* begin Material for this exercise *
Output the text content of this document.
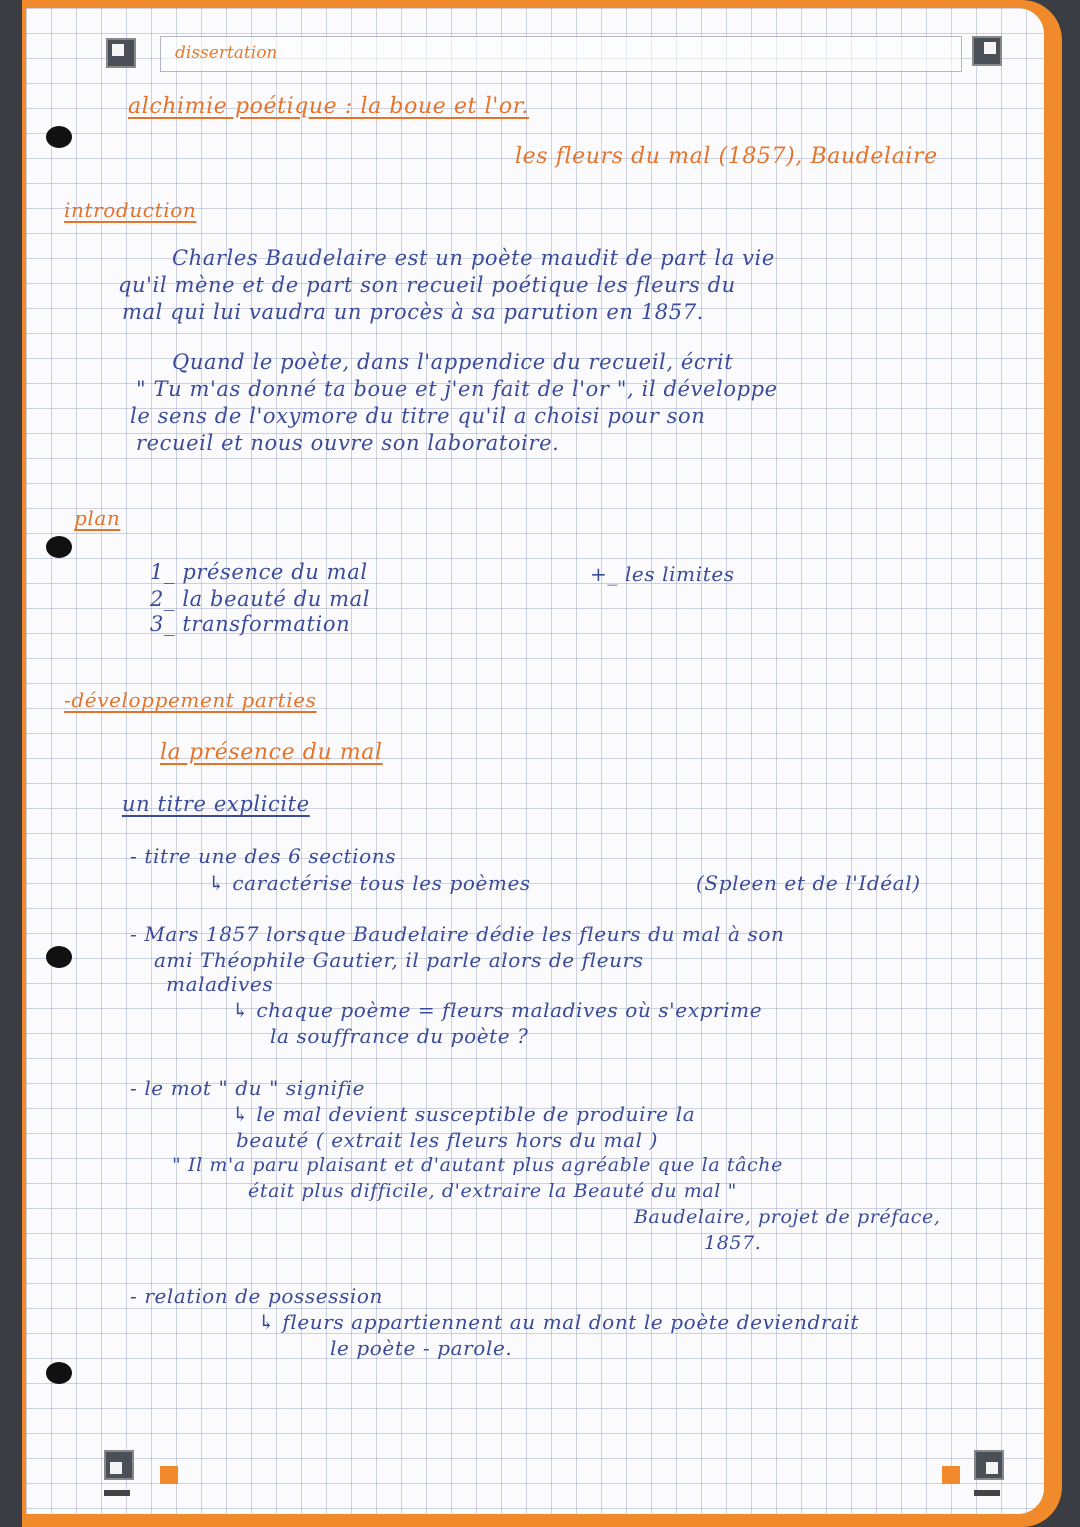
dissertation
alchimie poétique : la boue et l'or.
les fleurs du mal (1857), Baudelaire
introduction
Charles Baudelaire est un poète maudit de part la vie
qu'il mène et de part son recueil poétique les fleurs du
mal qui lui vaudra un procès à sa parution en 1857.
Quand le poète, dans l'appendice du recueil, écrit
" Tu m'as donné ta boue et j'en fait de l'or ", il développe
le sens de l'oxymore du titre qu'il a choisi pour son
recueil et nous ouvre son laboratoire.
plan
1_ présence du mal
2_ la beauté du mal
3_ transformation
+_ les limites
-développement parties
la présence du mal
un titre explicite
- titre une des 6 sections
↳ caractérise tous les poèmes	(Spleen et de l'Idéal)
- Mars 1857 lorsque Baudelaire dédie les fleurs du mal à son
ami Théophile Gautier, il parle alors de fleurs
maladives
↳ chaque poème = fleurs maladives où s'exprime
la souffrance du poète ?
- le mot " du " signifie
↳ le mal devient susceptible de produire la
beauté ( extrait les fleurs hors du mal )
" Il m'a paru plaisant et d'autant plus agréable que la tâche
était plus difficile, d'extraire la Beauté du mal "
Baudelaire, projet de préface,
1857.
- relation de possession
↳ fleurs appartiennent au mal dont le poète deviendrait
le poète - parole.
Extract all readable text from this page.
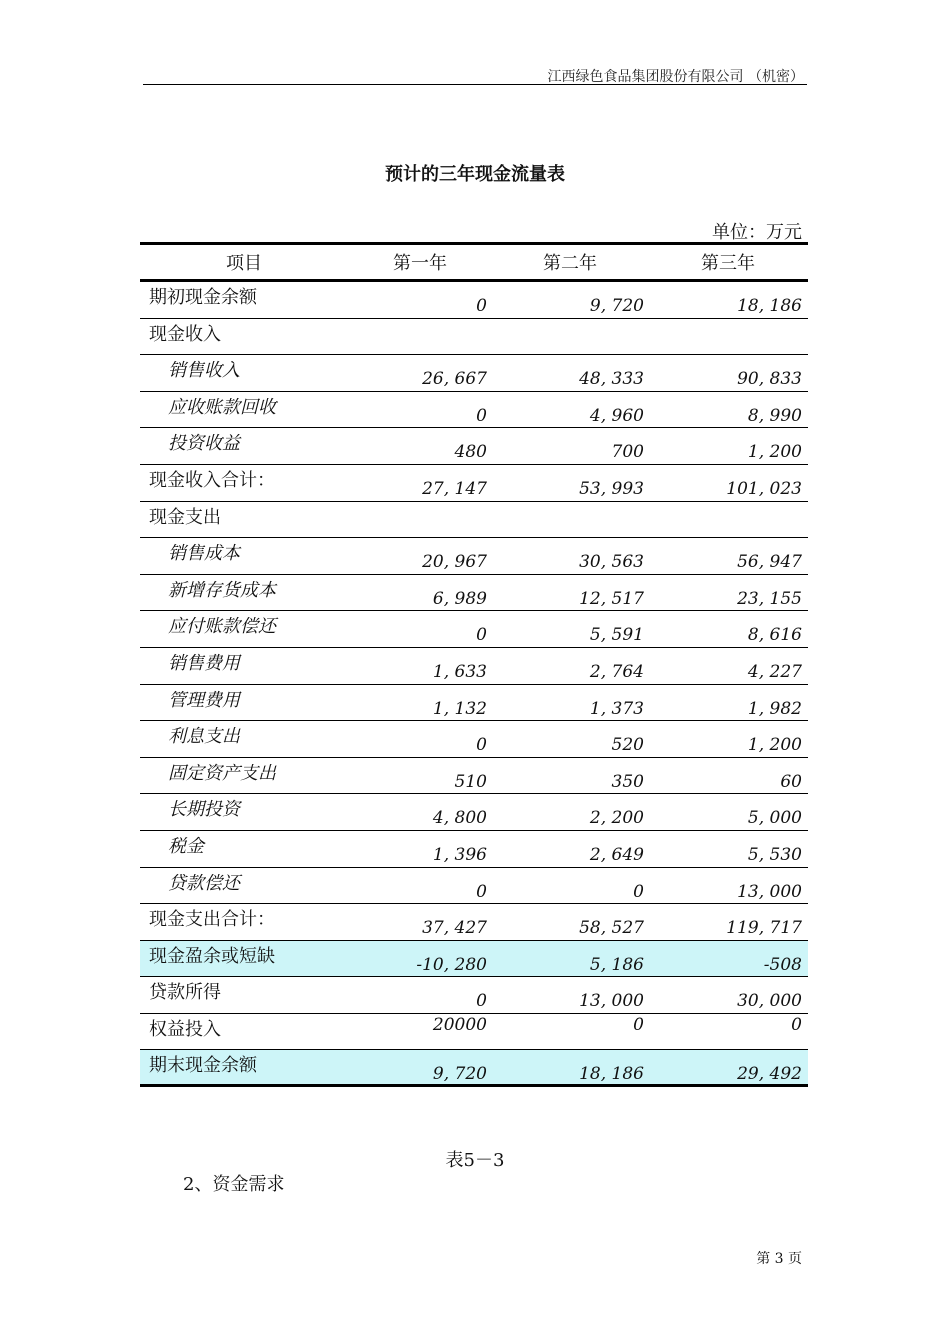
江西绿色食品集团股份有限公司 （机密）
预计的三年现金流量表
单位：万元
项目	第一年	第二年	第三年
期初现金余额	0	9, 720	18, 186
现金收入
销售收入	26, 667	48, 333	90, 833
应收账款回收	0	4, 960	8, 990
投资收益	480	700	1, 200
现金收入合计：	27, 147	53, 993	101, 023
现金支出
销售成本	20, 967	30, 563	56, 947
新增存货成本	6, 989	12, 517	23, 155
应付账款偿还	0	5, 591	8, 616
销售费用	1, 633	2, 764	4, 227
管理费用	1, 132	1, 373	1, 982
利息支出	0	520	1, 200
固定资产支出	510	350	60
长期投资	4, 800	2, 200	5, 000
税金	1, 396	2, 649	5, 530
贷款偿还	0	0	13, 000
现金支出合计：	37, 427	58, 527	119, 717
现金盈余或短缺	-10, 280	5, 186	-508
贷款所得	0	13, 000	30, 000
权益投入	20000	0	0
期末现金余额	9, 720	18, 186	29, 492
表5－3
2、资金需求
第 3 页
* end Material for this exercise *
* begin Material for this exercise *
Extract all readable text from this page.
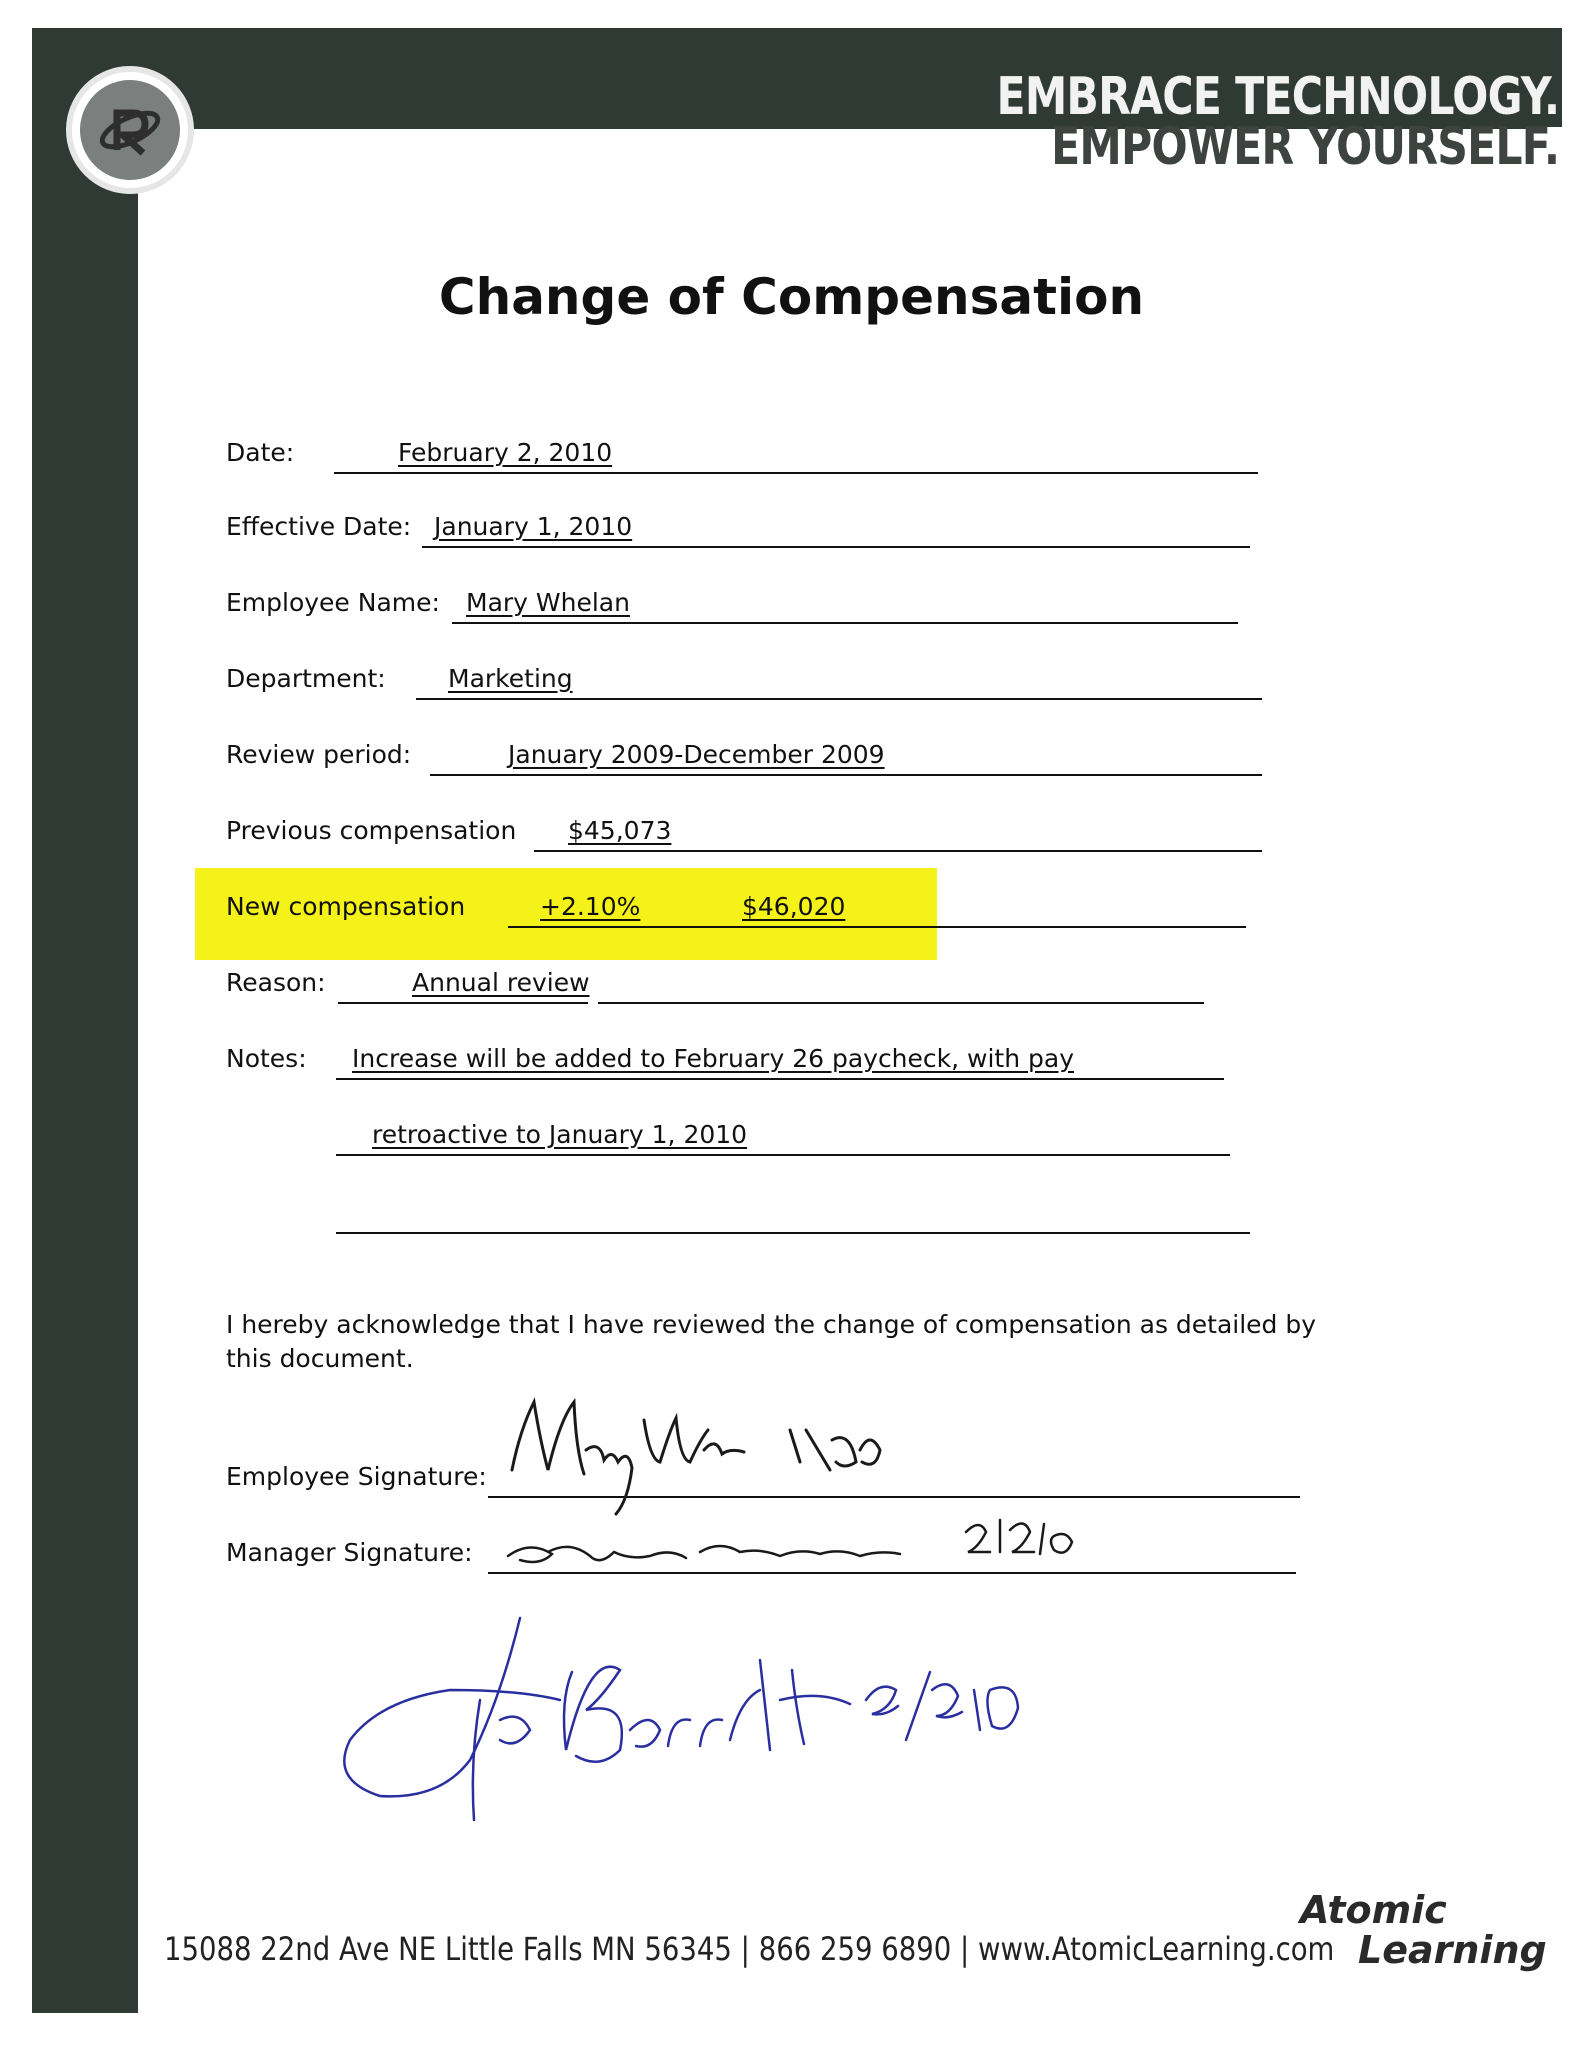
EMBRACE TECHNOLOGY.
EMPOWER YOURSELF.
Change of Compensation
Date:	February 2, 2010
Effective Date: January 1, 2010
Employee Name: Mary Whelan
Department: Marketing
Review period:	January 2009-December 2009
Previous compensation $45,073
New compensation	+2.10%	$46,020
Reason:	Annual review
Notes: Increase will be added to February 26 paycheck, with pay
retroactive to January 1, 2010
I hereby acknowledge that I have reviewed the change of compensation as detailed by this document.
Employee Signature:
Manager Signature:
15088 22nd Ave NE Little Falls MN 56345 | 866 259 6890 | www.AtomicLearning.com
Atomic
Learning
* end Material for this exercise *
* begin Material for this exercise *
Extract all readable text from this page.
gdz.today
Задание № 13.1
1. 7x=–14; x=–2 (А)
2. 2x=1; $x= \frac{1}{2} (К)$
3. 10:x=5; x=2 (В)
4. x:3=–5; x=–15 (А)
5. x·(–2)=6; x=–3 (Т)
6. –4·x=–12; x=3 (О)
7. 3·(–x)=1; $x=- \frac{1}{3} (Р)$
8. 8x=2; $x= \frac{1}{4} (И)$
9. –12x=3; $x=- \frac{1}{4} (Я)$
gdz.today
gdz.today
* end Material for this exercise *
▶ _Exercise description_: Look through the entries above. Extract each line with the word "January".

▶ _Output_:
Effective Date: January 1, 2010
Review period:	January 2009-December 2009
retroactive to January 1, 2010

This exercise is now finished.